Stated problem:
Below are some records. Pull every line that contains the word "median".

───── Material provided ─────

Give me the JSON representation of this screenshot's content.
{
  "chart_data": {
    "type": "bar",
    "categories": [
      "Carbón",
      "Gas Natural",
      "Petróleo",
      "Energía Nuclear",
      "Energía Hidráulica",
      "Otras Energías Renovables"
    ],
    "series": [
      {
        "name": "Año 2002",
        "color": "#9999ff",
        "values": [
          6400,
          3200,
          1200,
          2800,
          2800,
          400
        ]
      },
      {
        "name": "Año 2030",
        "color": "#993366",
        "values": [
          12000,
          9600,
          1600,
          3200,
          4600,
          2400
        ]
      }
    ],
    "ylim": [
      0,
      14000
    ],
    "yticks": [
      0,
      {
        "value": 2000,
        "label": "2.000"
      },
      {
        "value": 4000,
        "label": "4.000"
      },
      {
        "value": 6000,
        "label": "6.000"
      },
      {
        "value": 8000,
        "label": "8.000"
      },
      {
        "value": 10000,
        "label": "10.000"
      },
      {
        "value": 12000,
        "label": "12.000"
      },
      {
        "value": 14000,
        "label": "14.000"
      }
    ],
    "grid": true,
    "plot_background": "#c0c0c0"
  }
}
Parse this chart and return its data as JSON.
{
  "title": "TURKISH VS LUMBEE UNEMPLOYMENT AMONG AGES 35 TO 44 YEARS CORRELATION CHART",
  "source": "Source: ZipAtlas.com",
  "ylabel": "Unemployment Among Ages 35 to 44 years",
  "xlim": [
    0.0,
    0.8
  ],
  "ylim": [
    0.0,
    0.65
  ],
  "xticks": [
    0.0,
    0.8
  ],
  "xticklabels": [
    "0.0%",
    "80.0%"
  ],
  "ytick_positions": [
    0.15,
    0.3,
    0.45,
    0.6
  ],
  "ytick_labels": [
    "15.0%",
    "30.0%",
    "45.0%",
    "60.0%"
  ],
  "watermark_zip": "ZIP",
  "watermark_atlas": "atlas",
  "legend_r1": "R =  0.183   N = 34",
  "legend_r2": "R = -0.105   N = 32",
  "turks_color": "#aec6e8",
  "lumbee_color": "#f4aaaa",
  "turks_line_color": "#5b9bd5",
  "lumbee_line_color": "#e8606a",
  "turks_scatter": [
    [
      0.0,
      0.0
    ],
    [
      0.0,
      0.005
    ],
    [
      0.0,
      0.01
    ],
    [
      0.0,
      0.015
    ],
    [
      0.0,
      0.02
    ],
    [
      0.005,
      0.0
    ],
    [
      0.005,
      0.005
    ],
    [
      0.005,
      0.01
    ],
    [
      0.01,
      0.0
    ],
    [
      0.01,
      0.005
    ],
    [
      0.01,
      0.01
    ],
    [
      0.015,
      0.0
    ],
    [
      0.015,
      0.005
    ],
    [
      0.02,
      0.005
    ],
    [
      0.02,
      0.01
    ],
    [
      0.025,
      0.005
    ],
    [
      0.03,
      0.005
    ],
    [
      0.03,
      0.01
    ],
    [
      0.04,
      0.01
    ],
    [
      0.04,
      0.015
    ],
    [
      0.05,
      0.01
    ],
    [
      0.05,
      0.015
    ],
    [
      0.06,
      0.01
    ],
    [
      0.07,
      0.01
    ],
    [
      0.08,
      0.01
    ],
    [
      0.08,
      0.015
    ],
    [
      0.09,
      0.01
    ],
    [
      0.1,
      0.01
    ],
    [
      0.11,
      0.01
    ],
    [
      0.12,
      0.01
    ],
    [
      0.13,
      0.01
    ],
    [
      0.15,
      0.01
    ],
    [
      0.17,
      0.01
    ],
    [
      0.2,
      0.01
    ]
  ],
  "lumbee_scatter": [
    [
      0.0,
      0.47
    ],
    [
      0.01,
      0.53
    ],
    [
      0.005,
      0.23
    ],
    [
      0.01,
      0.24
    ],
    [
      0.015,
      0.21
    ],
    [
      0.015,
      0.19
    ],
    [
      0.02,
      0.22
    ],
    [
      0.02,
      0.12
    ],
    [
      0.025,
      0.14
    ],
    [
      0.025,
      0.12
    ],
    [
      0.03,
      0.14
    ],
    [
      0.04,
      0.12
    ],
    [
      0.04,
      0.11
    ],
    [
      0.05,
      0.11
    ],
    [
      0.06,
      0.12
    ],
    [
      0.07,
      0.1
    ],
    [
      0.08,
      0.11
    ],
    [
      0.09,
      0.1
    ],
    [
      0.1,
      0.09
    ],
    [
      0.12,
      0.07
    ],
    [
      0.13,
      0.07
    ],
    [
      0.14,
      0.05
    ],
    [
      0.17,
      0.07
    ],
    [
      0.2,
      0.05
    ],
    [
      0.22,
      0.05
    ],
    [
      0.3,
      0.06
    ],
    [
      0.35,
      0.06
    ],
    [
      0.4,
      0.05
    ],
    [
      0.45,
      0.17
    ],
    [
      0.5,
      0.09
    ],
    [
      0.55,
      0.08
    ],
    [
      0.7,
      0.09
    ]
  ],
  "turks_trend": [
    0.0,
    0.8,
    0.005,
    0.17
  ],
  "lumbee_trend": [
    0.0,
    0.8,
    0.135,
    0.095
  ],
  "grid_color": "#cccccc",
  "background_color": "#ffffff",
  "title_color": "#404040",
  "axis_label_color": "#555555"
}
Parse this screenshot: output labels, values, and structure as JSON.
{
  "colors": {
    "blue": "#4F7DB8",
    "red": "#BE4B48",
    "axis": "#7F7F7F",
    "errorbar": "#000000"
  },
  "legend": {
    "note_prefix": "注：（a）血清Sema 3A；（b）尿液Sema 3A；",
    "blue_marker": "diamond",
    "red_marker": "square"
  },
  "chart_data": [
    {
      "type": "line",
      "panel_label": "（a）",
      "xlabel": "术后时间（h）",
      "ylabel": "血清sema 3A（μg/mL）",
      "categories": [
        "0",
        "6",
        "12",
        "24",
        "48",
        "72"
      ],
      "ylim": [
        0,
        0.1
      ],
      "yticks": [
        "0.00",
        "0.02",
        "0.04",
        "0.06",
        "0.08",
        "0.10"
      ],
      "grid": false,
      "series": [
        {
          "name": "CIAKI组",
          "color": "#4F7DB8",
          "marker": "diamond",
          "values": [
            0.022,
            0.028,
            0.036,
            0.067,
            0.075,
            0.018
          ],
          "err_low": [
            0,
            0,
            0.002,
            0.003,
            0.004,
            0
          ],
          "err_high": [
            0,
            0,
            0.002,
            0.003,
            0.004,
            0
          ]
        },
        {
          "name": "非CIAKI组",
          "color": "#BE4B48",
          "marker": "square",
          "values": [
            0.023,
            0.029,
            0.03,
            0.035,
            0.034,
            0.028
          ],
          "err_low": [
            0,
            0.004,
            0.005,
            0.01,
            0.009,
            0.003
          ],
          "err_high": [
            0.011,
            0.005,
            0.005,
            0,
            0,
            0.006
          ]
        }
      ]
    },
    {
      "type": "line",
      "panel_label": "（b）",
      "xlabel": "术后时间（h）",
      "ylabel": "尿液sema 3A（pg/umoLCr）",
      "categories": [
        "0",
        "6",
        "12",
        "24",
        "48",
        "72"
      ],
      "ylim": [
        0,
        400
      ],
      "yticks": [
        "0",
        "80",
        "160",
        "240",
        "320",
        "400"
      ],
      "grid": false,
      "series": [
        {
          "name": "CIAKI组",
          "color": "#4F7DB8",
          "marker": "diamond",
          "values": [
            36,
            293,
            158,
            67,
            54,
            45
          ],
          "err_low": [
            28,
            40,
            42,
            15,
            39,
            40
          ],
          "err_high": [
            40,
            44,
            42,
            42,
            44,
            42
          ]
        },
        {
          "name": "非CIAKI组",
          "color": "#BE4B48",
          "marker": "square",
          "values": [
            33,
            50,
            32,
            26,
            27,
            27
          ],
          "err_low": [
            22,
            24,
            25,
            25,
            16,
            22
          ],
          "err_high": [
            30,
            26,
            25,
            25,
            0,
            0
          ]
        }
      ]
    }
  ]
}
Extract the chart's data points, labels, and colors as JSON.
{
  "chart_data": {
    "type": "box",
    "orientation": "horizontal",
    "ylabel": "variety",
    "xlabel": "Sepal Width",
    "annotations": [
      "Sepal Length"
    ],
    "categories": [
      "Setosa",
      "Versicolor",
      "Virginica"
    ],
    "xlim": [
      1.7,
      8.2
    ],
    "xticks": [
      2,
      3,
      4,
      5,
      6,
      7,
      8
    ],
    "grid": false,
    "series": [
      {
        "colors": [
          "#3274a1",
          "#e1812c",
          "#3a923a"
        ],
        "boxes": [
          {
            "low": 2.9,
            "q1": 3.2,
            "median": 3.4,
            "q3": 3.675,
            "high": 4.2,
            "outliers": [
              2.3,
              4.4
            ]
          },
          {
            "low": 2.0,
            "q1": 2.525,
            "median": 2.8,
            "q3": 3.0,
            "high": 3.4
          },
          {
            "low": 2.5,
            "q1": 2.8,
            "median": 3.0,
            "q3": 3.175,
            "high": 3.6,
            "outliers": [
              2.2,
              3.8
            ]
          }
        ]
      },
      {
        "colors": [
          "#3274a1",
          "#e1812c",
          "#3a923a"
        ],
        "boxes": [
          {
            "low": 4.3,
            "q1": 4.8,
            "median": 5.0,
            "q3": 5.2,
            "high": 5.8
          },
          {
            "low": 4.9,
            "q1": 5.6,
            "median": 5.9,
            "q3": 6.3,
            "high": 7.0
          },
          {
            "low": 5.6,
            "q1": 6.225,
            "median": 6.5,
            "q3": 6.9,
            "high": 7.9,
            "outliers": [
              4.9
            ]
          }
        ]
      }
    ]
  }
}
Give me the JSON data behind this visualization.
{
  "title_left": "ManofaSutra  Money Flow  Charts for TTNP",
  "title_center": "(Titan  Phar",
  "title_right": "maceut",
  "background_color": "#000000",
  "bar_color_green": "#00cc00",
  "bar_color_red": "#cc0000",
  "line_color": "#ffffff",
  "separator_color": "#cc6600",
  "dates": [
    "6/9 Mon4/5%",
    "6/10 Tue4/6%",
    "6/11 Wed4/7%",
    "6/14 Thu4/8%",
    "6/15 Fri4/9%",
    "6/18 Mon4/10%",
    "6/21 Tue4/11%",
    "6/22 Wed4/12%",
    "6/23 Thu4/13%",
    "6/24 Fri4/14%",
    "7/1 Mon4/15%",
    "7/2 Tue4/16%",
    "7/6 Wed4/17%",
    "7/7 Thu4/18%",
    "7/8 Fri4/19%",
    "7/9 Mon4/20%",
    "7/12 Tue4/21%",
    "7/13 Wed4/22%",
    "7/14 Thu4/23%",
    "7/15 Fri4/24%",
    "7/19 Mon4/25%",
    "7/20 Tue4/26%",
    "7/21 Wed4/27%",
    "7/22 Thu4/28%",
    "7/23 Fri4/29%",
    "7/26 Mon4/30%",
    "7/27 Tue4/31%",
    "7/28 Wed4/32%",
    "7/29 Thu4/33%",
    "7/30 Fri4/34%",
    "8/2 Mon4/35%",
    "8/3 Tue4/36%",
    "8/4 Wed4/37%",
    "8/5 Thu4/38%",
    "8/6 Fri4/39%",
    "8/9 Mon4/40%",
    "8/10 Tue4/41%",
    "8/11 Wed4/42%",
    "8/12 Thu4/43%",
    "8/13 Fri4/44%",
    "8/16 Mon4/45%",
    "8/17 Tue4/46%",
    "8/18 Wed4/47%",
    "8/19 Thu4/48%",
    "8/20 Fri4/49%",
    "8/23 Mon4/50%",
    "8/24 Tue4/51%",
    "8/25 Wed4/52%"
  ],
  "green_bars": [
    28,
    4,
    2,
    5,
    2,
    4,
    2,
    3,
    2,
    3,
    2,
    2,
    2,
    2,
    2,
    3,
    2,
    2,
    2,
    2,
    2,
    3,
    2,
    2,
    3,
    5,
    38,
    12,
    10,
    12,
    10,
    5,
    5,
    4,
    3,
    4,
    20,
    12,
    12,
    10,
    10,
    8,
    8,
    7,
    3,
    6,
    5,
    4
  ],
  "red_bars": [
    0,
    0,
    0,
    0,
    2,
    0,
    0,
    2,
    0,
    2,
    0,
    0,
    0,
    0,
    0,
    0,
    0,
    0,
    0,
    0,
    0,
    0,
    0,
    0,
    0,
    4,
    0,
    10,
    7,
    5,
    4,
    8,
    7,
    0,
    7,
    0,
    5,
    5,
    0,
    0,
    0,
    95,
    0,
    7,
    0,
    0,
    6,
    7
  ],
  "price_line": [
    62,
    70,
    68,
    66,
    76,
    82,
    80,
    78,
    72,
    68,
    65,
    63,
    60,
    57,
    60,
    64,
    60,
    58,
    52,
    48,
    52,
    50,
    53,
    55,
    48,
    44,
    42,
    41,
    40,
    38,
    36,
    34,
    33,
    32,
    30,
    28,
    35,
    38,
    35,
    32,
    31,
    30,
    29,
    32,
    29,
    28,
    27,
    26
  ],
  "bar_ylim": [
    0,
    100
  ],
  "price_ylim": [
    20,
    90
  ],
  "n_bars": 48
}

─────

Result for this task:
            "median": 3.4,
            "median": 2.8,
            "median": 3.0,
            "median": 5.0,
            "median": 5.9,
            "median": 6.5,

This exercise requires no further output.